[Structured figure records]
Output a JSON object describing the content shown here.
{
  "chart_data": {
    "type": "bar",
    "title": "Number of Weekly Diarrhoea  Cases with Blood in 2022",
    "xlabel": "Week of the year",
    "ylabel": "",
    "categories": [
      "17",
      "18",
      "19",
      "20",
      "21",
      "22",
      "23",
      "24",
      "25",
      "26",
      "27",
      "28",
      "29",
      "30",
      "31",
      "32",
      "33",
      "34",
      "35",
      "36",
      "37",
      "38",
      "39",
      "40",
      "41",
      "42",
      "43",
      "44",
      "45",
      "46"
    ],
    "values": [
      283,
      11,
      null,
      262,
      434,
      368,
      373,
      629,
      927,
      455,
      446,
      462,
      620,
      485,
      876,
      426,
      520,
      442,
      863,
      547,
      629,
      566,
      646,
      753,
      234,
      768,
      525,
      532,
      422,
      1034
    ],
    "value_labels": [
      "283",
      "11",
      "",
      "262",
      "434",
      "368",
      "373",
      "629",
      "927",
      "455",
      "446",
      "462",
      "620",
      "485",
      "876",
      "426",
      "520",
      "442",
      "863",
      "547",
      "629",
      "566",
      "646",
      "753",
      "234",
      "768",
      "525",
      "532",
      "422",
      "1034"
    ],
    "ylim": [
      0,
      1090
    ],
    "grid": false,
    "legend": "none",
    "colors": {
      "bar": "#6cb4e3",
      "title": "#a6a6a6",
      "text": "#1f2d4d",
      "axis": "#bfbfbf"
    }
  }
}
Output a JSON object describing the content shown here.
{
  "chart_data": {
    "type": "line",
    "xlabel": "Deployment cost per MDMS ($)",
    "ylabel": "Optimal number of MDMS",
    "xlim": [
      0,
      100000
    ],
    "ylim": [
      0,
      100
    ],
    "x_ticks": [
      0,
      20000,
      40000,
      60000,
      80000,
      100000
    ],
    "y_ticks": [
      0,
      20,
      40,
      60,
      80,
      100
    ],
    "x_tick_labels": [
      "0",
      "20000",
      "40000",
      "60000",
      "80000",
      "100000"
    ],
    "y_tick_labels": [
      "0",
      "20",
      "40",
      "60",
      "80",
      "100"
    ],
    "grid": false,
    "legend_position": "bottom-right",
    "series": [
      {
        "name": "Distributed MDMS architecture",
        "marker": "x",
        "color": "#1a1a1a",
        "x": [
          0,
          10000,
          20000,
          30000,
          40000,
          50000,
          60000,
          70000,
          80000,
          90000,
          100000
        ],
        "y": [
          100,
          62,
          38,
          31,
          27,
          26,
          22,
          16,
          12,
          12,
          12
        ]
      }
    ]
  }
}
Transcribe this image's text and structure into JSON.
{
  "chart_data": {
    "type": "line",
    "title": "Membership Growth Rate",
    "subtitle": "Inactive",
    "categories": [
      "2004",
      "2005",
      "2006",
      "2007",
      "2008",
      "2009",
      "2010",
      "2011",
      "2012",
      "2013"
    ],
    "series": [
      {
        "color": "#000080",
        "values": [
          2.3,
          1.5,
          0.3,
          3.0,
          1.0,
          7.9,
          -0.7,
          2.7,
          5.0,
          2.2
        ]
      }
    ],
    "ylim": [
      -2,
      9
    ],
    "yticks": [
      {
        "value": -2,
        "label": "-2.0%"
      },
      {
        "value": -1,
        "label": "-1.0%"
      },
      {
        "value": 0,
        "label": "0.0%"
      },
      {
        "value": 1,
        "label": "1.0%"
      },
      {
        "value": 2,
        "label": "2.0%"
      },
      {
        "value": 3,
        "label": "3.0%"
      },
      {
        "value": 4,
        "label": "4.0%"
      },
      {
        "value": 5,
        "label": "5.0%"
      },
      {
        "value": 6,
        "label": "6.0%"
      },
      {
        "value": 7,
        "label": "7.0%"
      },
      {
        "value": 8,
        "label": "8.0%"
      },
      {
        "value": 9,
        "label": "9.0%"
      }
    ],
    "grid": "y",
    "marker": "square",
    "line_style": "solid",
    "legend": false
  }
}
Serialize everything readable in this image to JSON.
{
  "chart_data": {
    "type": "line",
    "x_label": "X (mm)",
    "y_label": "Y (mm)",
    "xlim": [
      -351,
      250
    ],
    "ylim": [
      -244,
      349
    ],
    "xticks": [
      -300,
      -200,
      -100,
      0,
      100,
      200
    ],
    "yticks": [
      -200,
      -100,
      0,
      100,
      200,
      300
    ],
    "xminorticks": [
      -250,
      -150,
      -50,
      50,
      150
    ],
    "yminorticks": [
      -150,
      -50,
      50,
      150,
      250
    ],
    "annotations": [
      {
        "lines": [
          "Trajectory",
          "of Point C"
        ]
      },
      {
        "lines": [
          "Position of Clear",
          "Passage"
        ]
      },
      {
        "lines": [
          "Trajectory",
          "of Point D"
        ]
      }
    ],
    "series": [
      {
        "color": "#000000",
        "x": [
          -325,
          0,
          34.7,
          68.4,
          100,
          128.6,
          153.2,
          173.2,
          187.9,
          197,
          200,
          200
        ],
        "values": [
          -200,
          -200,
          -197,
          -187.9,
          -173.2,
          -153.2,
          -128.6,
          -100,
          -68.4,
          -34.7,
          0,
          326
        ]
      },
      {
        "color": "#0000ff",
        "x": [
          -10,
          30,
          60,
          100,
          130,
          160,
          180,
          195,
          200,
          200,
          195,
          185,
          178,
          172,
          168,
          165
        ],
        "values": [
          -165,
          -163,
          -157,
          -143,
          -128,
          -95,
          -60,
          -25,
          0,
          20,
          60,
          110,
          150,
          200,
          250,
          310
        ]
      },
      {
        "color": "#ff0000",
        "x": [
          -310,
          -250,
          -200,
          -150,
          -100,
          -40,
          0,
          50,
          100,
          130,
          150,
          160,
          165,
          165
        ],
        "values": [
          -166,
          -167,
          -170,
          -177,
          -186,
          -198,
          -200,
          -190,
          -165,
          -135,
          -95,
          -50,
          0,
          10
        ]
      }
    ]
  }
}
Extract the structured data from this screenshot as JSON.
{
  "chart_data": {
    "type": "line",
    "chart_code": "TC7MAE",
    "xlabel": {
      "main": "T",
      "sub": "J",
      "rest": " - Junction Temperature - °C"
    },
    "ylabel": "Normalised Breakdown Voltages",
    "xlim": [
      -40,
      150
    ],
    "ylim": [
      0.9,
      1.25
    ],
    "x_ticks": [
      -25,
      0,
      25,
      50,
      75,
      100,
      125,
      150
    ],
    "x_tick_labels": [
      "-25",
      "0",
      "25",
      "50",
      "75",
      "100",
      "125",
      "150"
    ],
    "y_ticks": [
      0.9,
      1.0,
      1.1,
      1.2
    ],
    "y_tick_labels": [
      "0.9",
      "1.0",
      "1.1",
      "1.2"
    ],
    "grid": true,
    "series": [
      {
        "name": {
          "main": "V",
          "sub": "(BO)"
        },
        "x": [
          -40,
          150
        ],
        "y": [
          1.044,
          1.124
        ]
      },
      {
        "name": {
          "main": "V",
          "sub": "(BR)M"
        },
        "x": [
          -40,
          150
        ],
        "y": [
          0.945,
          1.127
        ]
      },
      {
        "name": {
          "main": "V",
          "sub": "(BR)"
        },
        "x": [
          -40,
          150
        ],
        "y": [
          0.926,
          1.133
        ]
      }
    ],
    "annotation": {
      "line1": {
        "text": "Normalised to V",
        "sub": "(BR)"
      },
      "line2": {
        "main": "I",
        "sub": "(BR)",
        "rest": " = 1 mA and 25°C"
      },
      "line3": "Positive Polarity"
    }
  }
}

• **WRITTEN REQUEST**
From the entries, copy out each line containing the word "text".

• **TASK OUTPUT**
      "text": "#1f2d4d",
Transcribe this image's text and structure into JSON.
        "text": "Normalised to V",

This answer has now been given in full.